--- START ---

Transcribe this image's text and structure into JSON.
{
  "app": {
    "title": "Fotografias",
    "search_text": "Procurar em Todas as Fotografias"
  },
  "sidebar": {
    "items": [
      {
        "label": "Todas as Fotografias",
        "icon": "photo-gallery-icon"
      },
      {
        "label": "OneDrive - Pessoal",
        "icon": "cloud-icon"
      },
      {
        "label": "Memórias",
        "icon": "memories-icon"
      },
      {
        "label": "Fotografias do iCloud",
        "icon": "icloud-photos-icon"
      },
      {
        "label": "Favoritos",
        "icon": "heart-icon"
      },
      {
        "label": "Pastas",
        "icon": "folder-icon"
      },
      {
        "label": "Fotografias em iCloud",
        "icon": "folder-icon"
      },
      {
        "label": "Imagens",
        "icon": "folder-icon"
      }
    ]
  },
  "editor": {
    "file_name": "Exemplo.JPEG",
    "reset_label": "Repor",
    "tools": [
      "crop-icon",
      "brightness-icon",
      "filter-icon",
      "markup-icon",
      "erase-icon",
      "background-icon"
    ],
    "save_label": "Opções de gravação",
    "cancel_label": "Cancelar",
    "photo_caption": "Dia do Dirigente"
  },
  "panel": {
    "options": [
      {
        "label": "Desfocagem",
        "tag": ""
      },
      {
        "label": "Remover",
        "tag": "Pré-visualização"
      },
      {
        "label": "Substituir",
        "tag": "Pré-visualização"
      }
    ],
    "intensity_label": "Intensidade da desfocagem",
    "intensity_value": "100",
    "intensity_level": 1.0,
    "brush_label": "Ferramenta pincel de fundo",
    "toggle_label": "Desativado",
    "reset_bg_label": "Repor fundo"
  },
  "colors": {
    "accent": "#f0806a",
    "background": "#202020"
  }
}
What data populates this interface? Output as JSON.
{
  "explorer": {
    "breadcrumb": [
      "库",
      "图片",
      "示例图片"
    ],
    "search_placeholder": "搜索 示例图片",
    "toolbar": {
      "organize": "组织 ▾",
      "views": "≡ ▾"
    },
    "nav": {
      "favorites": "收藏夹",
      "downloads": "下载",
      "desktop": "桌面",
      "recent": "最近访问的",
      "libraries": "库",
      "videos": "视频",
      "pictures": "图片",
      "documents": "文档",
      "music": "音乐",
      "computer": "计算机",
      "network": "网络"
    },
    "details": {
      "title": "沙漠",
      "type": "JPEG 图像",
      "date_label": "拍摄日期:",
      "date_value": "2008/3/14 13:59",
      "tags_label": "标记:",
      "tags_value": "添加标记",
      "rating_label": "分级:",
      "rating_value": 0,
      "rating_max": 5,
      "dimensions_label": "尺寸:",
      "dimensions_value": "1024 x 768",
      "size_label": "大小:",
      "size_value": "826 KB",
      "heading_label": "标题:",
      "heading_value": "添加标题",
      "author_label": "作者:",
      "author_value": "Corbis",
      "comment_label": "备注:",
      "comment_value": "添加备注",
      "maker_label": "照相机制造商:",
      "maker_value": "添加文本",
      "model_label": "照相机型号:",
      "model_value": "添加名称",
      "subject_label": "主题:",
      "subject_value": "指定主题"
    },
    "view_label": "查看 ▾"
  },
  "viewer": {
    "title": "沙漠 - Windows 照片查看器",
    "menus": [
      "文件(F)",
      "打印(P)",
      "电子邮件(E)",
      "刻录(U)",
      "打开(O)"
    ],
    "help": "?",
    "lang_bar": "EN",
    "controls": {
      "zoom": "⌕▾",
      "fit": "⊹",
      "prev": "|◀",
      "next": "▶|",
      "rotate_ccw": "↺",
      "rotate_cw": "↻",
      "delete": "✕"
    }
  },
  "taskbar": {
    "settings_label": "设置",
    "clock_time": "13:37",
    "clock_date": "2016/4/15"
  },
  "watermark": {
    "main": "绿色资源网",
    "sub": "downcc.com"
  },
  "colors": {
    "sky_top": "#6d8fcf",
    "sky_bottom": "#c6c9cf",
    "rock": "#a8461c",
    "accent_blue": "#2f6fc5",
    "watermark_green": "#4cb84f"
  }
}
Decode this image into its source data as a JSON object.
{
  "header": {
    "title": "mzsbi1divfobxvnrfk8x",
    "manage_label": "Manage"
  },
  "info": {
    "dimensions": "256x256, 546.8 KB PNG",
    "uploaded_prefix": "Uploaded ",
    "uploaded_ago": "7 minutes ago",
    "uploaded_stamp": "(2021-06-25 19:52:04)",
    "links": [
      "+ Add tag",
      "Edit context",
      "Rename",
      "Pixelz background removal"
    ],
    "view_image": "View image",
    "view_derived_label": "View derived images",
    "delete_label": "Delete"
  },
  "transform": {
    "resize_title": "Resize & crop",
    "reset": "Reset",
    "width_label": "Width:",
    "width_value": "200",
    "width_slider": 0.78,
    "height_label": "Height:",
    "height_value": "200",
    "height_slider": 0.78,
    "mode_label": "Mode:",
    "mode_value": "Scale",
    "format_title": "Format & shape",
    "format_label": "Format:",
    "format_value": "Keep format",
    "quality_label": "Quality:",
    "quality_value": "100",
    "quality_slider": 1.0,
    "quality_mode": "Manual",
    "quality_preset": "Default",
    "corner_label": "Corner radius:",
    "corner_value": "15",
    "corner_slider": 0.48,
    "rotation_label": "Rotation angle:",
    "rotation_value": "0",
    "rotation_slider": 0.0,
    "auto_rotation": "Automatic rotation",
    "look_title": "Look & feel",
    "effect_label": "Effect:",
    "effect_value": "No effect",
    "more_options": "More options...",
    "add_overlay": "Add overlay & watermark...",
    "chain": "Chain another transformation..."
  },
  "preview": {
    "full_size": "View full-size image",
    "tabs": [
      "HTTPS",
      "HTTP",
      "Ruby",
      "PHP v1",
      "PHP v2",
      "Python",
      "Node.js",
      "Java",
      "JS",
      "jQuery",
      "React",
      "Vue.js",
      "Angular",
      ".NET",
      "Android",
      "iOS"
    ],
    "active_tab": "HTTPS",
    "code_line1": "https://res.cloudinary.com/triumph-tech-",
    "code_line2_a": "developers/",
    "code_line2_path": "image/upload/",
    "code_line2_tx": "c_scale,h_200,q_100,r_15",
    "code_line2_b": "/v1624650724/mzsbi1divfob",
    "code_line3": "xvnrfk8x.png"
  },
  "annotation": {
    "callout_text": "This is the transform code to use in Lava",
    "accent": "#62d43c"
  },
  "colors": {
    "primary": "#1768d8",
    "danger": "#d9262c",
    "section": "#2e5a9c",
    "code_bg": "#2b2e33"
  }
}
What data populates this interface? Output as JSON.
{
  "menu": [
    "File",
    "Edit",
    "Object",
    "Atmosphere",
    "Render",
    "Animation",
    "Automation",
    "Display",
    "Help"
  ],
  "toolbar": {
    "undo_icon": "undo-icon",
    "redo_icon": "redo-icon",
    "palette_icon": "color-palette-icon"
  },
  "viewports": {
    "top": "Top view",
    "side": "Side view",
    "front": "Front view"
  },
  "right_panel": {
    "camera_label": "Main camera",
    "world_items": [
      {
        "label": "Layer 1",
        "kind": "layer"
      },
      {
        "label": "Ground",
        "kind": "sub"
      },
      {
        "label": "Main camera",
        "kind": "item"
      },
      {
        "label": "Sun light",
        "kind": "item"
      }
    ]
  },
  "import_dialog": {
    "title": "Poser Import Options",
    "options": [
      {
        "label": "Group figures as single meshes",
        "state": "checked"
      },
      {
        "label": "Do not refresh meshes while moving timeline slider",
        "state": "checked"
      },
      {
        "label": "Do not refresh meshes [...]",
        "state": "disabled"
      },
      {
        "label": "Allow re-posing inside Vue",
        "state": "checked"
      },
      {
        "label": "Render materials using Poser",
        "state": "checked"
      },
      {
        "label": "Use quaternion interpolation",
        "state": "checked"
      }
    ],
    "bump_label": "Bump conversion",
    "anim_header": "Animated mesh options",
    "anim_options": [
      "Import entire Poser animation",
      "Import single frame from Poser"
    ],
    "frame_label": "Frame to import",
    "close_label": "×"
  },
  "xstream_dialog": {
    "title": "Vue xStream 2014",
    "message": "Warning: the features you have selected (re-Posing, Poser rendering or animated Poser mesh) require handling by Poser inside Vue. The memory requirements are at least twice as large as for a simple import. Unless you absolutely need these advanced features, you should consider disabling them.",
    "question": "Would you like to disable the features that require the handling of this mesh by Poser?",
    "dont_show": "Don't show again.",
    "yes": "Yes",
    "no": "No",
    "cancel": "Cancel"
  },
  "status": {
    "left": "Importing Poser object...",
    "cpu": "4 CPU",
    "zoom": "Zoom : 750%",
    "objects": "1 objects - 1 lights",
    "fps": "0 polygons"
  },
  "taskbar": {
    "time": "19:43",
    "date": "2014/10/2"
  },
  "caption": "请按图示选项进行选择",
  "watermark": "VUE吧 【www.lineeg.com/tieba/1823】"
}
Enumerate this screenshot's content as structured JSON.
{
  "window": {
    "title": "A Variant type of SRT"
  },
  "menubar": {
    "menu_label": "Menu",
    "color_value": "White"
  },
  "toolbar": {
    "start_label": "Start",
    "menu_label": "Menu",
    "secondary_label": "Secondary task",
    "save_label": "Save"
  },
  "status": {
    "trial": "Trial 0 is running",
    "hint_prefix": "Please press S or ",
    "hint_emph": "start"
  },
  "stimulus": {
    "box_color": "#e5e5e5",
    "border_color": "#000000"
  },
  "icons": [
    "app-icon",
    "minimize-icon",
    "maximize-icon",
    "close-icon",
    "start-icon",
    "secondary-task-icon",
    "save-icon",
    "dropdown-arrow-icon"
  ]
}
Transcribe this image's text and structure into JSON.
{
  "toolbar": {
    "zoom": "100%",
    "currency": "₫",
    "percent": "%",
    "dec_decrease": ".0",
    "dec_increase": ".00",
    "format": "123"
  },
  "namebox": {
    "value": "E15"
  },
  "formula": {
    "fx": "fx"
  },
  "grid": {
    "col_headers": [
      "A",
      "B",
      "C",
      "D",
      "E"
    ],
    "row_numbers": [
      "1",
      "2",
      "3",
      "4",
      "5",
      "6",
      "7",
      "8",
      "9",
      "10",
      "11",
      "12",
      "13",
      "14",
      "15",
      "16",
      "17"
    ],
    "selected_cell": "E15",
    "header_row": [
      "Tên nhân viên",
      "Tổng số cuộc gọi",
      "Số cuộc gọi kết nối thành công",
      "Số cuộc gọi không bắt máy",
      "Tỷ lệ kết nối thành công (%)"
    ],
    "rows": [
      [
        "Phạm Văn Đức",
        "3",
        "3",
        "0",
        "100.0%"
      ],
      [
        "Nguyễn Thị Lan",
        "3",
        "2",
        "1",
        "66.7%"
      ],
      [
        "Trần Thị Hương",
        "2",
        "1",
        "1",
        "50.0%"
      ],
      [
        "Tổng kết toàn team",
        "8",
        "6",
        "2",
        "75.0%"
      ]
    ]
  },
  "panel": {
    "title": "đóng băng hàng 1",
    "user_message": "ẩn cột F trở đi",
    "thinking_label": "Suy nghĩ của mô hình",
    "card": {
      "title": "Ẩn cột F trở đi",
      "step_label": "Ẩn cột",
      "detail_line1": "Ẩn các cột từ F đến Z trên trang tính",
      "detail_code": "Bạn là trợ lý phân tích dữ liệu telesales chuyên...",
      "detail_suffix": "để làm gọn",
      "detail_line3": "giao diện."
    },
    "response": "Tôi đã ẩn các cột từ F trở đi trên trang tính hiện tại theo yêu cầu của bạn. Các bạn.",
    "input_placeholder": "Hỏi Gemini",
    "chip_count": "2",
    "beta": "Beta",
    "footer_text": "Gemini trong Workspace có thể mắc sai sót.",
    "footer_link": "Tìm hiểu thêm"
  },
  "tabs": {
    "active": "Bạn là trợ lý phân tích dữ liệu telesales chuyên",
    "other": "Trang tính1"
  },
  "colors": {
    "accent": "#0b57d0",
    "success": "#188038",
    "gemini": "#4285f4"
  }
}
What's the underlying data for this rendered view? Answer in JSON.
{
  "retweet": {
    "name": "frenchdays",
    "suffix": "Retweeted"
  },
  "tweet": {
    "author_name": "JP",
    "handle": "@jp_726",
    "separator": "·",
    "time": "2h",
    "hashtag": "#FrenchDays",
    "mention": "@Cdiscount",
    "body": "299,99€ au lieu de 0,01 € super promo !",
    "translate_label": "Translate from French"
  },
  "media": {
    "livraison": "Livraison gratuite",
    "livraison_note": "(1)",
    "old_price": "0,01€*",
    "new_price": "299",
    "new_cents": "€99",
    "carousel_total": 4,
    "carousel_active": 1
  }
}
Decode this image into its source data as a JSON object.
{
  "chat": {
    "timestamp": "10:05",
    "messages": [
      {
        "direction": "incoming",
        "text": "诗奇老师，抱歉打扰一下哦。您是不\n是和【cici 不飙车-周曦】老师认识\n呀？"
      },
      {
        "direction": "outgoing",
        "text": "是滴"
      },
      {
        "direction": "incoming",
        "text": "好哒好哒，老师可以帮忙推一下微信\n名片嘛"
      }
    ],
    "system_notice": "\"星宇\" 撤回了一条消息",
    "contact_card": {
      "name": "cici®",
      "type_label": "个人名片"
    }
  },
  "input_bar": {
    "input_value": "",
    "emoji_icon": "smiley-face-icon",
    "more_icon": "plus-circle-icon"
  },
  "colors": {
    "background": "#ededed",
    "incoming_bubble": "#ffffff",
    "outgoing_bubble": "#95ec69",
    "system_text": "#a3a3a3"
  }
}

--- END ---

* _Required task_
Scan the data for the word "tích" and copy every line where it shows up.

* _Exercise output_
      "detail_code": "Bạn là trợ lý phân tích dữ liệu telesales chuyên...",
    "active": "Bạn là trợ lý phân tích dữ liệu telesales chuyên",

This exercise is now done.